**What needs to be done**
Find the string "dimensional" and gather every line that holds it.

**Input**
━━━━━━

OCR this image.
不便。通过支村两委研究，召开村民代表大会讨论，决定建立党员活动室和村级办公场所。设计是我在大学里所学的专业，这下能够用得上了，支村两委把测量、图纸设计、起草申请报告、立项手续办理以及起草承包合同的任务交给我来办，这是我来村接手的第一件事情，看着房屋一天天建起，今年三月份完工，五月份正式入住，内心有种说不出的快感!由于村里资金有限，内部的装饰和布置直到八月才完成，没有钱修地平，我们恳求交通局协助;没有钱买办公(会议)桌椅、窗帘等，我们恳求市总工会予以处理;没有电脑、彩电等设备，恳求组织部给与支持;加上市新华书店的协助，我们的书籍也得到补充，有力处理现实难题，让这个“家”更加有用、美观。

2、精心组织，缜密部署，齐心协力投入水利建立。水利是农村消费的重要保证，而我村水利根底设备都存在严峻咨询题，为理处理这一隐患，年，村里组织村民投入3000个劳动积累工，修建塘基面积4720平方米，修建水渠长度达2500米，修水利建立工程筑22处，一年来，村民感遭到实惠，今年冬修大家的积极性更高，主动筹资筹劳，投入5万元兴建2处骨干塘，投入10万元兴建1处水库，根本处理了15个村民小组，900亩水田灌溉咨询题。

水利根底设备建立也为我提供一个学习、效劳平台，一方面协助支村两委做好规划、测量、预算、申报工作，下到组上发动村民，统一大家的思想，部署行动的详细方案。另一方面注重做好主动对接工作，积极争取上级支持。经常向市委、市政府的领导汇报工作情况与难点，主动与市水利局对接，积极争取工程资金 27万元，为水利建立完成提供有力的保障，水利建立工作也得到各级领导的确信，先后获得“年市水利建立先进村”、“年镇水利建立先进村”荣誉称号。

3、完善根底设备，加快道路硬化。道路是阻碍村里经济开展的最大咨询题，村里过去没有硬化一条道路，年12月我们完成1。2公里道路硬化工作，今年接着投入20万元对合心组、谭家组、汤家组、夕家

━━━━━━

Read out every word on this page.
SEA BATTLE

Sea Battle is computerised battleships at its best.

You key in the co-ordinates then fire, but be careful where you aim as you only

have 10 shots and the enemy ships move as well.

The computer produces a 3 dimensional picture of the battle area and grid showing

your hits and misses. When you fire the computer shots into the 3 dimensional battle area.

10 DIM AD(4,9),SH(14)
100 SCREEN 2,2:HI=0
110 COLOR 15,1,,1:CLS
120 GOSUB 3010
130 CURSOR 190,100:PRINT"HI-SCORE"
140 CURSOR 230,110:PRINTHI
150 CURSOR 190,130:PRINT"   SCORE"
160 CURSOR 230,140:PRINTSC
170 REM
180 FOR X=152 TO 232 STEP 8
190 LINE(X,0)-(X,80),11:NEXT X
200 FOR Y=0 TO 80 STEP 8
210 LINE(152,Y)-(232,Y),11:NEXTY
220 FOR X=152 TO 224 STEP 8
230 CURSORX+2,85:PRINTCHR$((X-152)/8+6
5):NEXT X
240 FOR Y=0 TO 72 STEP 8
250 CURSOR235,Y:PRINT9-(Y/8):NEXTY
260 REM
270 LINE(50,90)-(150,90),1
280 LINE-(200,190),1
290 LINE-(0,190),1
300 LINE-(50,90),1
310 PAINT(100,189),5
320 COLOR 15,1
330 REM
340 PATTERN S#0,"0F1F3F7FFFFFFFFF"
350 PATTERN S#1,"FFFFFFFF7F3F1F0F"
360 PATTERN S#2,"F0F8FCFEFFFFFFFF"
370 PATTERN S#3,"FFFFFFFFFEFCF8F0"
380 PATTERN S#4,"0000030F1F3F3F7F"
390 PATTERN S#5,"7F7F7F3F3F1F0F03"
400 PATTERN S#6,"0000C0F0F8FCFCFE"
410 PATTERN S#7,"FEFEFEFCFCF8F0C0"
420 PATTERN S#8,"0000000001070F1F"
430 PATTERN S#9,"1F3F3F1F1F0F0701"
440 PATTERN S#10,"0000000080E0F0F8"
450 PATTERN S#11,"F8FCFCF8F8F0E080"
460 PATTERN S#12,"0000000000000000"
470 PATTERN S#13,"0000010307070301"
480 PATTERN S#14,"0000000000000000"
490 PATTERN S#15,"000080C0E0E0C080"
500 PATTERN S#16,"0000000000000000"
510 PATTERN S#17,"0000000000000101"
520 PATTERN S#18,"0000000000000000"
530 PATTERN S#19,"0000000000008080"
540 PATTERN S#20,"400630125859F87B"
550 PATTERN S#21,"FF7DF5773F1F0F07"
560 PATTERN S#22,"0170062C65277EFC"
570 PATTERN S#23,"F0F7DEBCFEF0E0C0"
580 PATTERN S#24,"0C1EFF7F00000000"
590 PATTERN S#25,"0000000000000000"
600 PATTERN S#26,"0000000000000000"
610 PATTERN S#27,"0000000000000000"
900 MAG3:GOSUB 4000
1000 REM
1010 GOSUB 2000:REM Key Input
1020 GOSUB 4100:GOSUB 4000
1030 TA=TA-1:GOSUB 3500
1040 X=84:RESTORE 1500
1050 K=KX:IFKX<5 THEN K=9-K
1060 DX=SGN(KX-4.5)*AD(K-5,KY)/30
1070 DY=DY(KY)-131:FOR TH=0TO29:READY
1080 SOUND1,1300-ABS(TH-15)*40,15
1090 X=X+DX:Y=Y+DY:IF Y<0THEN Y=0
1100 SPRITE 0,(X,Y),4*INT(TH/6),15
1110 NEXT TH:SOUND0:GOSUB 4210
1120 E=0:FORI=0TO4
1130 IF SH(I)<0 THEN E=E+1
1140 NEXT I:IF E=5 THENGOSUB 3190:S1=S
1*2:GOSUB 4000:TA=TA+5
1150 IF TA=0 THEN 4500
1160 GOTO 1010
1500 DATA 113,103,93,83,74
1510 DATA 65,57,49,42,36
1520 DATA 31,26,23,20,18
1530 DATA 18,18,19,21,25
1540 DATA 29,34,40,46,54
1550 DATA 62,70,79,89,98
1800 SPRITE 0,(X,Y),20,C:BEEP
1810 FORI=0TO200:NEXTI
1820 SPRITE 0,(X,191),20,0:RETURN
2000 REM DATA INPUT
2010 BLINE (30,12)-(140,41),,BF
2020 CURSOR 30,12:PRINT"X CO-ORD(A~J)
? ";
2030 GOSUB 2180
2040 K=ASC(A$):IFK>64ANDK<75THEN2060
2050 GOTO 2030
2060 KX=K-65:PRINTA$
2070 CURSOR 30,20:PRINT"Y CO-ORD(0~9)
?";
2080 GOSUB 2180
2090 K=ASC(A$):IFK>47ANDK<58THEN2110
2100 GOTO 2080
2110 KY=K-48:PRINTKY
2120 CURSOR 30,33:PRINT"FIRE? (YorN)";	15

━━━━━━

**Result**
The computer produces a 3 dimensional picture of the battle area and grid showing
your hits and misses. When you fire the computer shots into the 3 dimensional battle area.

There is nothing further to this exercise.